• Records to use:
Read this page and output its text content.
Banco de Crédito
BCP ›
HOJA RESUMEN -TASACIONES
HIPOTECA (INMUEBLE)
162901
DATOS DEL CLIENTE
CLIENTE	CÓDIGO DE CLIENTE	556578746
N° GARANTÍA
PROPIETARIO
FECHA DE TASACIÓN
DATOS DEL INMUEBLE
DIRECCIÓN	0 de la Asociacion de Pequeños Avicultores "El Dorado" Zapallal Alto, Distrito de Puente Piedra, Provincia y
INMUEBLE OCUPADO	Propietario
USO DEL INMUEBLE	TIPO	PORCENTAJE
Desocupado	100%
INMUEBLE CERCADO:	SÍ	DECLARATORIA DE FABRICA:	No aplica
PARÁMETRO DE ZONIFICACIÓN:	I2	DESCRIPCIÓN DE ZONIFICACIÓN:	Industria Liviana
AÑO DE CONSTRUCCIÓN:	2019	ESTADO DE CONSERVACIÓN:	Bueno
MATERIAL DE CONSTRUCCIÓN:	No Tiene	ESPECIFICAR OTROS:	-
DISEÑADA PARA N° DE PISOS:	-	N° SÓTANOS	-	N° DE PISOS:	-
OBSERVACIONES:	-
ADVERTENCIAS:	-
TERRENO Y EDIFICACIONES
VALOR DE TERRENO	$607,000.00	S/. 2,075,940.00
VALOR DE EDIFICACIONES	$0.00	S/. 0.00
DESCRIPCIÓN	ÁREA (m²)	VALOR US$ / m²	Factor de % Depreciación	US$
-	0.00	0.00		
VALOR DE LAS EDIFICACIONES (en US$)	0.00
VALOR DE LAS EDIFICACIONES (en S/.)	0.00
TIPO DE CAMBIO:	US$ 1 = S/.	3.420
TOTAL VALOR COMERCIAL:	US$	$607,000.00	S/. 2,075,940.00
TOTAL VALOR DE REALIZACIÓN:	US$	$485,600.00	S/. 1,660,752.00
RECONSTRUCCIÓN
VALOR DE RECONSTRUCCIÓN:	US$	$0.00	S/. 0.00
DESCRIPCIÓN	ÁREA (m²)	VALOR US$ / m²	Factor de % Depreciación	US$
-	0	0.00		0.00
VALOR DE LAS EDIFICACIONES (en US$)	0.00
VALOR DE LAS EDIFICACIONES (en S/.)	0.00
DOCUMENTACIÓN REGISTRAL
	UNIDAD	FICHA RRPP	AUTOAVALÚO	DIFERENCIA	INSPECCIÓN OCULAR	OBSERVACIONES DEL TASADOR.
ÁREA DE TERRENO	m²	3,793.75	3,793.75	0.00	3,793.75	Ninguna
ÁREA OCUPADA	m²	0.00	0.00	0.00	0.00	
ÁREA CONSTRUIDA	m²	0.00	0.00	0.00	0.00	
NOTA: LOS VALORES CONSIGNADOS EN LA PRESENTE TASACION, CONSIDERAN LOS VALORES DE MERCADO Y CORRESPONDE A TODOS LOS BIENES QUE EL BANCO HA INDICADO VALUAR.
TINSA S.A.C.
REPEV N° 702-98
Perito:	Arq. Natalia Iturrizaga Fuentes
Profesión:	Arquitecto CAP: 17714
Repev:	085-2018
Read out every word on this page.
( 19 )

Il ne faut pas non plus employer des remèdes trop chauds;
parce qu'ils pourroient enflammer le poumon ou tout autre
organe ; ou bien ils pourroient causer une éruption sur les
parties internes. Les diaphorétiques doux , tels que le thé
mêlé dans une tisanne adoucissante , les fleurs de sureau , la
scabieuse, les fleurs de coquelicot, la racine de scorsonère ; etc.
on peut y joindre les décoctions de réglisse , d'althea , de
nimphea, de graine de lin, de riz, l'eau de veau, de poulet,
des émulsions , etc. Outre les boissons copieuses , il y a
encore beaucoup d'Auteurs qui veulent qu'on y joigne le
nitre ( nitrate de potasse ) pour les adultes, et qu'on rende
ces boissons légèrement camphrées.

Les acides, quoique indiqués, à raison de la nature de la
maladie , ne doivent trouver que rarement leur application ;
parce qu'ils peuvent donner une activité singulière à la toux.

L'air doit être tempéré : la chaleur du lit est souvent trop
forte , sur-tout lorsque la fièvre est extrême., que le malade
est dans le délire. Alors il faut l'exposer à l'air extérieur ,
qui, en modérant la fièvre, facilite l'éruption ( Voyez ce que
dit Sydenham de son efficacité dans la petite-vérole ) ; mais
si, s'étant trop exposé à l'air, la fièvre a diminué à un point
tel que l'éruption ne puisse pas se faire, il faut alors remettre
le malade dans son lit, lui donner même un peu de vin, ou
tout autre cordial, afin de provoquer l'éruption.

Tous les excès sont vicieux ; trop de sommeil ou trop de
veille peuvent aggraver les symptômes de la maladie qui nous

• Aim of the exercise: Reproduce, exactly and with nothing added, the lines from the one that includes "Read out every word on this page." through the last line of the material.

• Response below:
Read out every word on this page.
( 19 )

Il ne faut pas non plus employer des remèdes trop chauds;
parce qu'ils pourroient enflammer le poumon ou tout autre
organe ; ou bien ils pourroient causer une éruption sur les
parties internes. Les diaphorétiques doux , tels que le thé
mêlé dans une tisanne adoucissante , les fleurs de sureau , la
scabieuse, les fleurs de coquelicot, la racine de scorsonère ; etc.
on peut y joindre les décoctions de réglisse , d'althea , de
nimphea, de graine de lin, de riz, l'eau de veau, de poulet,
des émulsions , etc. Outre les boissons copieuses , il y a
encore beaucoup d'Auteurs qui veulent qu'on y joigne le
nitre ( nitrate de potasse ) pour les adultes, et qu'on rende
ces boissons légèrement camphrées.

Les acides, quoique indiqués, à raison de la nature de la
maladie , ne doivent trouver que rarement leur application ;
parce qu'ils peuvent donner une activité singulière à la toux.

L'air doit être tempéré : la chaleur du lit est souvent trop
forte , sur-tout lorsque la fièvre est extrême., que le malade
est dans le délire. Alors il faut l'exposer à l'air extérieur ,
qui, en modérant la fièvre, facilite l'éruption ( Voyez ce que
dit Sydenham de son efficacité dans la petite-vérole ) ; mais
si, s'étant trop exposé à l'air, la fièvre a diminué à un point
tel que l'éruption ne puisse pas se faire, il faut alors remettre
le malade dans son lit, lui donner même un peu de vin, ou
tout autre cordial, afin de provoquer l'éruption.

Tous les excès sont vicieux ; trop de sommeil ou trop de
veille peuvent aggraver les symptômes de la maladie qui nous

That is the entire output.